## Aim of the task
Pick out every line with the word "color" and copy it.

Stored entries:
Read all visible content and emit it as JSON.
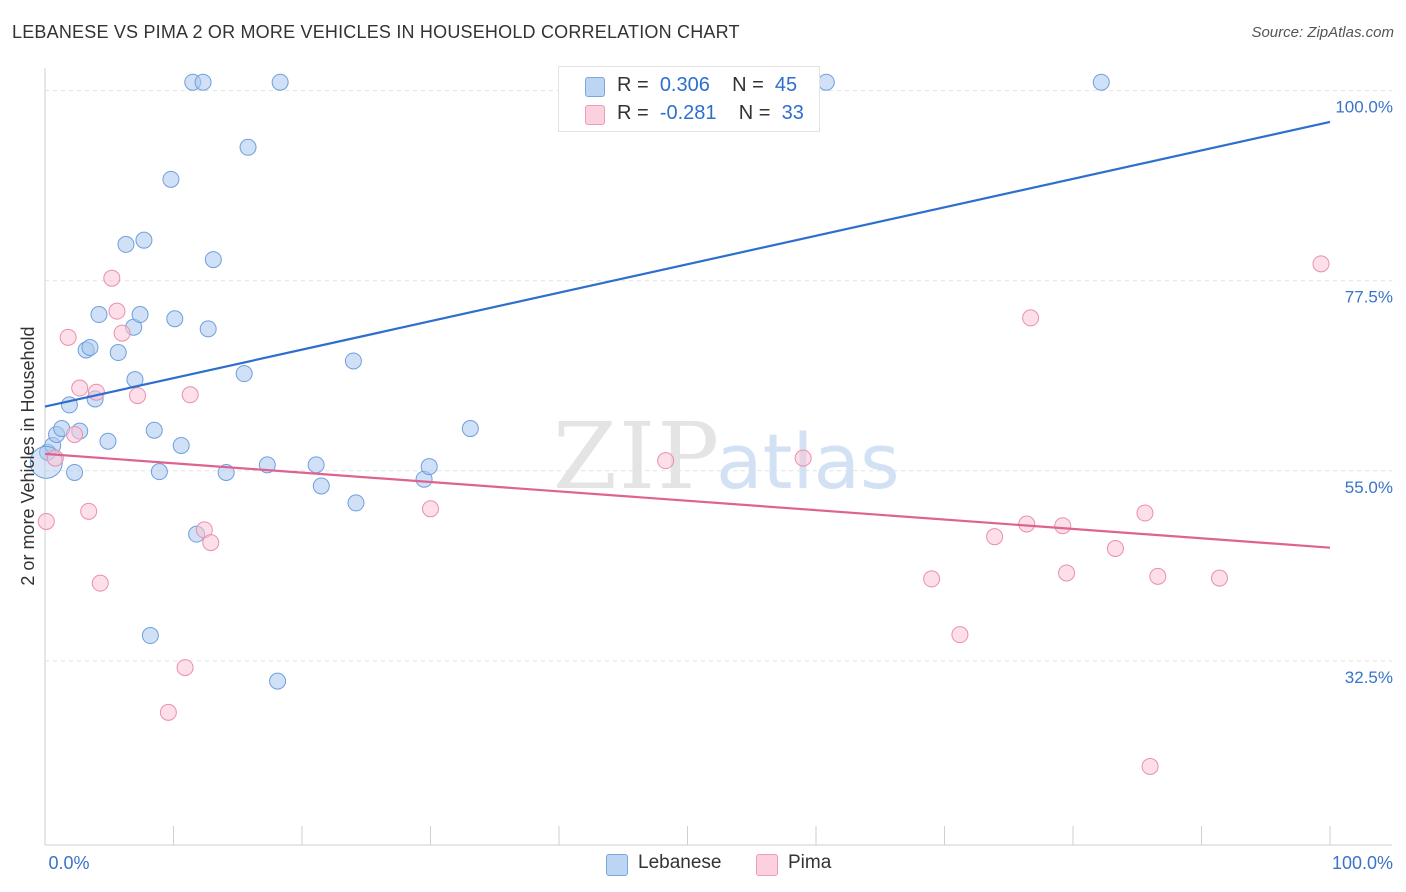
{
  "header": {
    "title": "LEBANESE VS PIMA 2 OR MORE VEHICLES IN HOUSEHOLD CORRELATION CHART",
    "source": "Source: ZipAtlas.com"
  },
  "watermark": {
    "zip": "ZIP",
    "atlas": "atlas"
  },
  "legend": {
    "r_label": "R =",
    "n_label": "N =",
    "items": [
      {
        "r": "0.306",
        "n": "45"
      },
      {
        "r": "-0.281",
        "n": "33"
      }
    ]
  },
  "chart_data": {
    "type": "scatter",
    "title": "LEBANESE VS PIMA 2 OR MORE VEHICLES IN HOUSEHOLD CORRELATION CHART",
    "ylabel": "2 or more Vehicles in Household",
    "xlabel": "",
    "xlim": [
      0,
      100
    ],
    "ylim": [
      10.7,
      101.5
    ],
    "x_tick_labels": [
      "0.0%",
      "100.0%"
    ],
    "y_ticks": [
      {
        "value": 32.5,
        "label": "32.5%"
      },
      {
        "value": 55.0,
        "label": "55.0%"
      },
      {
        "value": 77.5,
        "label": "77.5%"
      },
      {
        "value": 100.0,
        "label": "100.0%"
      }
    ],
    "grid": true,
    "legend_position": "bottom-center",
    "series": [
      {
        "name": "Lebanese",
        "color": "#a9c8f0",
        "stroke": "#6f9fdc",
        "trend": {
          "x": [
            0,
            100
          ],
          "y": [
            62.6,
            96.3
          ],
          "color": "#2e6fce"
        },
        "points": [
          [
            0.2,
            57.2
          ],
          [
            0.6,
            58.0
          ],
          [
            0.9,
            59.3
          ],
          [
            1.3,
            60.0
          ],
          [
            1.9,
            62.8
          ],
          [
            2.3,
            54.8
          ],
          [
            2.7,
            59.7
          ],
          [
            3.2,
            69.3
          ],
          [
            3.5,
            69.6
          ],
          [
            3.9,
            63.5
          ],
          [
            4.2,
            73.5
          ],
          [
            4.9,
            58.5
          ],
          [
            5.7,
            69.0
          ],
          [
            6.3,
            81.8
          ],
          [
            6.9,
            72.0
          ],
          [
            7.0,
            65.8
          ],
          [
            7.4,
            73.5
          ],
          [
            7.7,
            82.3
          ],
          [
            8.2,
            35.5
          ],
          [
            8.5,
            59.8
          ],
          [
            8.9,
            54.9
          ],
          [
            9.8,
            89.5
          ],
          [
            10.1,
            73.0
          ],
          [
            10.6,
            58.0
          ],
          [
            11.5,
            101.0
          ],
          [
            11.8,
            47.5
          ],
          [
            12.3,
            101.0
          ],
          [
            12.7,
            71.8
          ],
          [
            13.1,
            80.0
          ],
          [
            14.1,
            54.8
          ],
          [
            15.5,
            66.5
          ],
          [
            15.8,
            93.3
          ],
          [
            17.3,
            55.7
          ],
          [
            18.1,
            30.1
          ],
          [
            18.3,
            101.0
          ],
          [
            21.1,
            55.7
          ],
          [
            21.5,
            53.2
          ],
          [
            24.0,
            68.0
          ],
          [
            24.2,
            51.2
          ],
          [
            29.5,
            54.0
          ],
          [
            29.9,
            55.5
          ],
          [
            33.1,
            60.0
          ],
          [
            60.8,
            101.0
          ],
          [
            82.2,
            101.0
          ],
          [
            0.1,
            56.0
          ]
        ]
      },
      {
        "name": "Pima",
        "color": "#f9c4d6",
        "stroke": "#ea8fae",
        "trend": {
          "x": [
            0,
            100
          ],
          "y": [
            57.0,
            45.9
          ],
          "color": "#e0628f"
        },
        "points": [
          [
            0.1,
            49.0
          ],
          [
            0.8,
            56.5
          ],
          [
            1.8,
            70.8
          ],
          [
            2.3,
            59.3
          ],
          [
            2.7,
            64.8
          ],
          [
            3.4,
            50.2
          ],
          [
            4.0,
            64.3
          ],
          [
            4.3,
            41.7
          ],
          [
            5.2,
            77.8
          ],
          [
            5.6,
            73.9
          ],
          [
            6.0,
            71.3
          ],
          [
            7.2,
            63.9
          ],
          [
            9.6,
            26.4
          ],
          [
            10.9,
            31.7
          ],
          [
            11.3,
            64.0
          ],
          [
            12.4,
            48.0
          ],
          [
            12.9,
            46.5
          ],
          [
            48.3,
            56.2
          ],
          [
            30.0,
            50.5
          ],
          [
            59.0,
            56.5
          ],
          [
            69.0,
            42.2
          ],
          [
            71.2,
            35.6
          ],
          [
            73.9,
            47.2
          ],
          [
            76.4,
            48.7
          ],
          [
            76.7,
            73.1
          ],
          [
            79.2,
            48.5
          ],
          [
            79.5,
            42.9
          ],
          [
            83.3,
            45.8
          ],
          [
            85.6,
            50.0
          ],
          [
            86.0,
            20.0
          ],
          [
            86.6,
            42.5
          ],
          [
            91.4,
            42.3
          ],
          [
            99.3,
            79.5
          ]
        ]
      }
    ]
  }
}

## Solution for this exercise
        "color": "#a9c8f0",
          "color": "#2e6fce"
        "color": "#f9c4d6",
          "color": "#e0628f"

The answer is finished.